■ **Set problem**:
Show every line containing "content" by copying it.

■ **Records provided**:
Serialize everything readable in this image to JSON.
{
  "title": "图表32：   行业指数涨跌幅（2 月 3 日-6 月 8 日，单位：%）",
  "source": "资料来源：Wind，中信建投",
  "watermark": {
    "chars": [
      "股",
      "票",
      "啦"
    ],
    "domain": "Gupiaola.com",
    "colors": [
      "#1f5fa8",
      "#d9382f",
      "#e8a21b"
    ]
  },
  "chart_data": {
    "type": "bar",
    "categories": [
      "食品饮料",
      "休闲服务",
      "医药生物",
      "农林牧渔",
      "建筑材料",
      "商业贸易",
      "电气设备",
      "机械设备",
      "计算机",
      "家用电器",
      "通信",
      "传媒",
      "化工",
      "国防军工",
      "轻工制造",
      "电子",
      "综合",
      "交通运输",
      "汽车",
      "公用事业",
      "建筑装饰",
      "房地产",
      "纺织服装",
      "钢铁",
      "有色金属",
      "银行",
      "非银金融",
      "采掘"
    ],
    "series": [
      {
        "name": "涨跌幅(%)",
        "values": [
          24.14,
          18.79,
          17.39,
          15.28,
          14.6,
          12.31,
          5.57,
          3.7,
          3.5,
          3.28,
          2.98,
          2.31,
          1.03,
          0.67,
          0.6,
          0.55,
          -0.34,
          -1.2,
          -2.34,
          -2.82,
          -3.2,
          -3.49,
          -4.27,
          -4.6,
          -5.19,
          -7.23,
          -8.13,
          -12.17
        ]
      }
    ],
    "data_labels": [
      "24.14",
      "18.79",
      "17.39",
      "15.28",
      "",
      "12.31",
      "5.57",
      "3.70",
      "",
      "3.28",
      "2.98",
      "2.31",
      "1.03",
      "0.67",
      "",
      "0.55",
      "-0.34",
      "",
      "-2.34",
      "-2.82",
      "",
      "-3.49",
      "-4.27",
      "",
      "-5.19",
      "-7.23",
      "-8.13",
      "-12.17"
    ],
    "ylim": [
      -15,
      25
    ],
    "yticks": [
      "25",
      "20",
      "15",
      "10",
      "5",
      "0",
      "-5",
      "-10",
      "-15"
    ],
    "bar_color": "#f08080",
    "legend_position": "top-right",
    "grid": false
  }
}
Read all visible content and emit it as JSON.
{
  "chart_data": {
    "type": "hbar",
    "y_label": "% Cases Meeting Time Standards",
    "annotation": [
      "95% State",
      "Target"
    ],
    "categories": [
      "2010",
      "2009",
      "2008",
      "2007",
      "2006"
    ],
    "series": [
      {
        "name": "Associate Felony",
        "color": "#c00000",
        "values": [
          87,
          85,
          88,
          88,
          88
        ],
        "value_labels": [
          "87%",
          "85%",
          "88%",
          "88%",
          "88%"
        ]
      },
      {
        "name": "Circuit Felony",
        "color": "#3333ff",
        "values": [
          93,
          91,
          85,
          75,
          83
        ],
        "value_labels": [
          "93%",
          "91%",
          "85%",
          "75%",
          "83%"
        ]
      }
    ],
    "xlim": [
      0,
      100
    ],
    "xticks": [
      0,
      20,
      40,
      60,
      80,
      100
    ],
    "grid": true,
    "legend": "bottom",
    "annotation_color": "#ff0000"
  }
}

* * *

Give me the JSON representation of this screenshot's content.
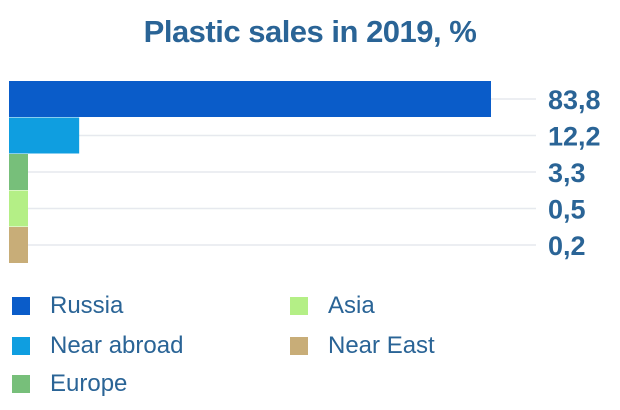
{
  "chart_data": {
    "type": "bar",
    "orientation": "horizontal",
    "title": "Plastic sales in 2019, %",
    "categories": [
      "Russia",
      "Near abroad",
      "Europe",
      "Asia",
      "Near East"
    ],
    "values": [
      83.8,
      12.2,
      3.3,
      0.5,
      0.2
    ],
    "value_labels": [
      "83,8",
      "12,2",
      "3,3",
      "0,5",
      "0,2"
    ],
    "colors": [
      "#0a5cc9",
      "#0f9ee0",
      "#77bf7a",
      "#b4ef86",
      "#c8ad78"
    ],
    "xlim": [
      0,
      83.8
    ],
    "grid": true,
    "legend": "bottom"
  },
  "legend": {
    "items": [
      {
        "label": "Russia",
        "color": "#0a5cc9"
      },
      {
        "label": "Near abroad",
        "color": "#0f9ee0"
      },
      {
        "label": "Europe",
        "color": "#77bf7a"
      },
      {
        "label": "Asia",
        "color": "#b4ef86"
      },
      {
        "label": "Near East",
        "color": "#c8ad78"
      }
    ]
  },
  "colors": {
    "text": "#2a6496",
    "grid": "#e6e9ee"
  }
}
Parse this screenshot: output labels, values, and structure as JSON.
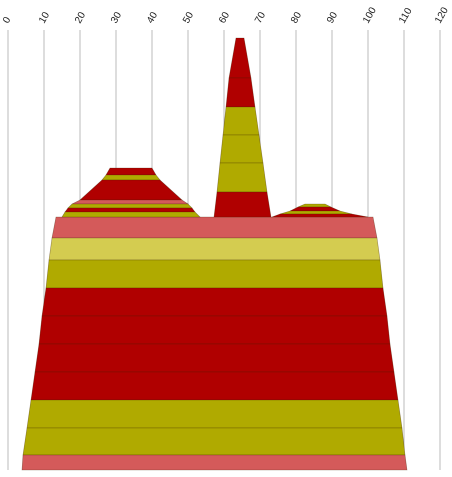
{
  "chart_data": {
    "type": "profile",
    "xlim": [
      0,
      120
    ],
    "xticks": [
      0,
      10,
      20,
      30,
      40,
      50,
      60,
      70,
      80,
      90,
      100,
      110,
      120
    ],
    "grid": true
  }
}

■ **Exercise result**:
Read all visible content and emit it as JSON.
Give me the JSON representation of this screenshot's content.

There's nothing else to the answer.